Transcribe each of the records below exactly, excluding all pictures.

■ **Supplied material**
- - - -

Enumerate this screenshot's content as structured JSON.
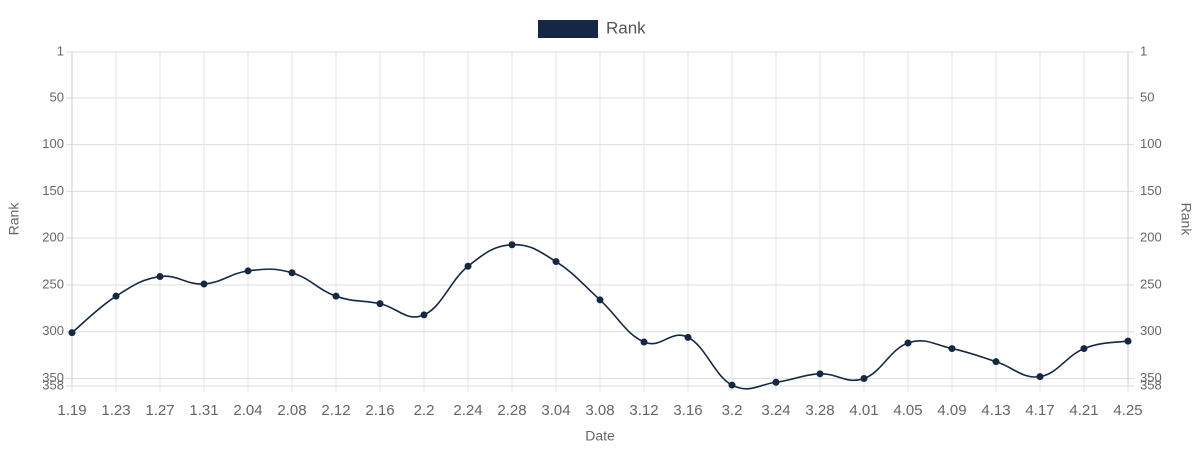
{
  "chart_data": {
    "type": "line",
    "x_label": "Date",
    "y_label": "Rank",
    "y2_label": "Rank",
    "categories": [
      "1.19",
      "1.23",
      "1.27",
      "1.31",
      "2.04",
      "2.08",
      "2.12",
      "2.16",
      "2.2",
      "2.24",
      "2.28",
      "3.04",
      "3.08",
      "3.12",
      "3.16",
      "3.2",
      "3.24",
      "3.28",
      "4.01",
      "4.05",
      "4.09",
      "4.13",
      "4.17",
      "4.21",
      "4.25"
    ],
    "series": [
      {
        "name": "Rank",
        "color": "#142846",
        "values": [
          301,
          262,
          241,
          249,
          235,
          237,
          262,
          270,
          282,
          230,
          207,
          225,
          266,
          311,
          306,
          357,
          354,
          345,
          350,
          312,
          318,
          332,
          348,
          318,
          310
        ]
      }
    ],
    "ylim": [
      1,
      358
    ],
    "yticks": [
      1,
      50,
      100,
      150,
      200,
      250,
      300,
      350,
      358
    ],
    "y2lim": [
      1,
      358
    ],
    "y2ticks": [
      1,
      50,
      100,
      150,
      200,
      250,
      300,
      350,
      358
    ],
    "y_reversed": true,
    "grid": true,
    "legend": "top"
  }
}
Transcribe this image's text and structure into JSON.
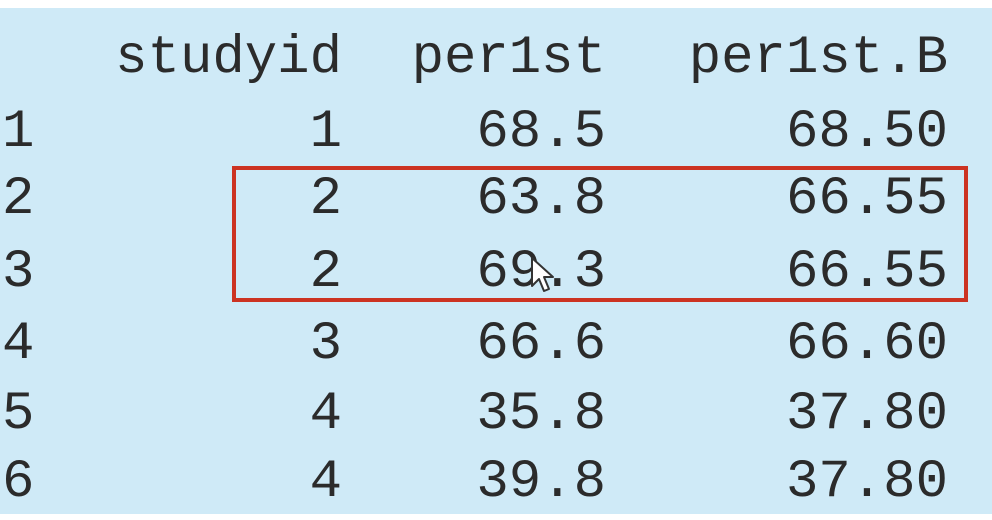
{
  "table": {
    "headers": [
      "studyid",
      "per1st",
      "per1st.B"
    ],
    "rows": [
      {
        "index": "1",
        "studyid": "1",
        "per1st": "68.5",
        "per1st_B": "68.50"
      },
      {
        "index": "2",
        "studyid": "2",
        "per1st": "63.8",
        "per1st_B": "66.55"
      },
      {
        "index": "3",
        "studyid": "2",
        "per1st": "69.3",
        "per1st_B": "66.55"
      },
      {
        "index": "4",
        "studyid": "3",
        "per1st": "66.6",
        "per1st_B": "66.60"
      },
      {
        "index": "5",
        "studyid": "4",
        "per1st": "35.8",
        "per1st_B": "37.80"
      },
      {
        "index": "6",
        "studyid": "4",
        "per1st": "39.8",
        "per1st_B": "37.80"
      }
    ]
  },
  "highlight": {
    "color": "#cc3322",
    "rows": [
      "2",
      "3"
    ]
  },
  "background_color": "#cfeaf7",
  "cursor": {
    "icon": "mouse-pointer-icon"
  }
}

- - - -

■ **Full solution**
Enumerate this screenshot's content as structured JSON.
{
  "chart_data": {
    "type": "line",
    "x_label": "Date",
    "y_label": "Rank",
    "y2_label": "Rank",
    "categories": [
      "1.19",
      "1.23",
      "1.27",
      "1.31",
      "2.04",
      "2.08",
      "2.12",
      "2.16",
      "2.2",
      "2.24",
      "2.28",
      "3.04",
      "3.08",
      "3.12",
      "3.16",
      "3.2",
      "3.24",
      "3.28",
      "4.01",
      "4.05",
      "4.09",
      "4.13",
      "4.17",
      "4.21",
      "4.25"
    ],
    "series": [
      {
        "name": "Rank",
        "color": "#142846",
        "values": [
          301,
          262,
          241,
          249,
          235,
          237,
          262,
          270,
          282,
          230,
          207,
          225,
          266,
          311,
          306,
          357,
          354,
          345,
          350,
          312,
          318,
          332,
          348,
          318,
          310
        ]
      }
    ],
    "ylim": [
      1,
      358
    ],
    "yticks": [
      1,
      50,
      100,
      150,
      200,
      250,
      300,
      350,
      358
    ],
    "y2lim": [
      1,
      358
    ],
    "y2ticks": [
      1,
      50,
      100,
      150,
      200,
      250,
      300,
      350,
      358
    ],
    "y_reversed": true,
    "grid": true,
    "legend": "top"
  }
}
Transcribe this image's text and structure into JSON.
{
  "table": {
    "headers": [
      "studyid",
      "per1st",
      "per1st.B"
    ],
    "rows": [
      {
        "index": "1",
        "studyid": "1",
        "per1st": "68.5",
        "per1st_B": "68.50"
      },
      {
        "index": "2",
        "studyid": "2",
        "per1st": "63.8",
        "per1st_B": "66.55"
      },
      {
        "index": "3",
        "studyid": "2",
        "per1st": "69.3",
        "per1st_B": "66.55"
      },
      {
        "index": "4",
        "studyid": "3",
        "per1st": "66.6",
        "per1st_B": "66.60"
      },
      {
        "index": "5",
        "studyid": "4",
        "per1st": "35.8",
        "per1st_B": "37.80"
      },
      {
        "index": "6",
        "studyid": "4",
        "per1st": "39.8",
        "per1st_B": "37.80"
      }
    ]
  },
  "highlight": {
    "color": "#cc3322",
    "rows": [
      "2",
      "3"
    ]
  },
  "background_color": "#cfeaf7",
  "cursor": {
    "icon": "mouse-pointer-icon"
  }
}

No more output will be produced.